━━━ Source data

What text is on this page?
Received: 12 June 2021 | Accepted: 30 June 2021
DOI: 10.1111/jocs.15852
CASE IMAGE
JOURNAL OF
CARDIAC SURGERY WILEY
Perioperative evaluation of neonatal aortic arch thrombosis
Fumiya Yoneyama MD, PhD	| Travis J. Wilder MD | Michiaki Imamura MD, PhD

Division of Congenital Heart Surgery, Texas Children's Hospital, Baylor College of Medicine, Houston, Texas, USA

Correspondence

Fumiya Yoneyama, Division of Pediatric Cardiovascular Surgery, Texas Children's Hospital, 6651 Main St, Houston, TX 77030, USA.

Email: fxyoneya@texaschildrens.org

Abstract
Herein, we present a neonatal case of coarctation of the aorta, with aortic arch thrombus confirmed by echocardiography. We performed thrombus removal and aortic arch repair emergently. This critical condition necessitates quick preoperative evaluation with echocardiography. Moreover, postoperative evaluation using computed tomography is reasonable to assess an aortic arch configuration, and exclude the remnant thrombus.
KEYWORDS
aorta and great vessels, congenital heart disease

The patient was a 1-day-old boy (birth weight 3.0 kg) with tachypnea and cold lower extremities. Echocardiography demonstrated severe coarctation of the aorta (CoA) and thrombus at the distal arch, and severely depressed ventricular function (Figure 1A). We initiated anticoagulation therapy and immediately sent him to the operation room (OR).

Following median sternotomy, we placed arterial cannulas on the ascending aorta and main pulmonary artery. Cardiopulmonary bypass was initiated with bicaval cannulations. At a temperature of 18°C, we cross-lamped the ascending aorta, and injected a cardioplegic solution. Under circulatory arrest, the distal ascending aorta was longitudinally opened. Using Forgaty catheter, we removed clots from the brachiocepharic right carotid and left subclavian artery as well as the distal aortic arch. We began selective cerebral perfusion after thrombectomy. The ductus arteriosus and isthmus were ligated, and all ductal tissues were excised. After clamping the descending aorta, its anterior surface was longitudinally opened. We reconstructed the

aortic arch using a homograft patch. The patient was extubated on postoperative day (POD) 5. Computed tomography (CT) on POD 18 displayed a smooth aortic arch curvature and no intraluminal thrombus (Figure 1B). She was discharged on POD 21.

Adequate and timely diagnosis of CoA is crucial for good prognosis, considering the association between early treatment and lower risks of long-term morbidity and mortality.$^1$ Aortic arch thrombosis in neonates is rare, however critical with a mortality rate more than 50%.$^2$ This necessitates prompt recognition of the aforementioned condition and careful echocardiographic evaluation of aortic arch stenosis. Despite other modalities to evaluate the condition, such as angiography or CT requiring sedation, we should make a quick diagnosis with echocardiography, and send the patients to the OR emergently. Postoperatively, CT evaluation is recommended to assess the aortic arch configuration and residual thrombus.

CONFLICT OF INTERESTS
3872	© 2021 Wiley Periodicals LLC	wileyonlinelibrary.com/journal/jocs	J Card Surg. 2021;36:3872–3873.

━━━━━━

Each entry in the data must be copied exactly.

◆ Answer for the task ◆
What text is on this page?
Received: 12 June 2021 | Accepted: 30 June 2021
DOI: 10.1111/jocs.15852
CASE IMAGE
JOURNAL OF
CARDIAC SURGERY WILEY
Perioperative evaluation of neonatal aortic arch thrombosis
Fumiya Yoneyama MD, PhD	| Travis J. Wilder MD | Michiaki Imamura MD, PhD

Division of Congenital Heart Surgery, Texas Children's Hospital, Baylor College of Medicine, Houston, Texas, USA

Correspondence

Fumiya Yoneyama, Division of Pediatric Cardiovascular Surgery, Texas Children's Hospital, 6651 Main St, Houston, TX 77030, USA.

Email: fxyoneya@texaschildrens.org

Abstract
Herein, we present a neonatal case of coarctation of the aorta, with aortic arch thrombus confirmed by echocardiography. We performed thrombus removal and aortic arch repair emergently. This critical condition necessitates quick preoperative evaluation with echocardiography. Moreover, postoperative evaluation using computed tomography is reasonable to assess an aortic arch configuration, and exclude the remnant thrombus.
KEYWORDS
aorta and great vessels, congenital heart disease

The patient was a 1-day-old boy (birth weight 3.0 kg) with tachypnea and cold lower extremities. Echocardiography demonstrated severe coarctation of the aorta (CoA) and thrombus at the distal arch, and severely depressed ventricular function (Figure 1A). We initiated anticoagulation therapy and immediately sent him to the operation room (OR).

Following median sternotomy, we placed arterial cannulas on the ascending aorta and main pulmonary artery. Cardiopulmonary bypass was initiated with bicaval cannulations. At a temperature of 18°C, we cross-lamped the ascending aorta, and injected a cardioplegic solution. Under circulatory arrest, the distal ascending aorta was longitudinally opened. Using Forgaty catheter, we removed clots from the brachiocepharic right carotid and left subclavian artery as well as the distal aortic arch. We began selective cerebral perfusion after thrombectomy. The ductus arteriosus and isthmus were ligated, and all ductal tissues were excised. After clamping the descending aorta, its anterior surface was longitudinally opened. We reconstructed the

aortic arch using a homograft patch. The patient was extubated on postoperative day (POD) 5. Computed tomography (CT) on POD 18 displayed a smooth aortic arch curvature and no intraluminal thrombus (Figure 1B). She was discharged on POD 21.

Adequate and timely diagnosis of CoA is crucial for good prognosis, considering the association between early treatment and lower risks of long-term morbidity and mortality.$^1$ Aortic arch thrombosis in neonates is rare, however critical with a mortality rate more than 50%.$^2$ This necessitates prompt recognition of the aforementioned condition and careful echocardiographic evaluation of aortic arch stenosis. Despite other modalities to evaluate the condition, such as angiography or CT requiring sedation, we should make a quick diagnosis with echocardiography, and send the patients to the OR emergently. Postoperatively, CT evaluation is recommended to assess the aortic arch configuration and residual thrombus.

CONFLICT OF INTERESTS
3872	© 2021 Wiley Periodicals LLC	wileyonlinelibrary.com/journal/jocs	J Card Surg. 2021;36:3872–3873.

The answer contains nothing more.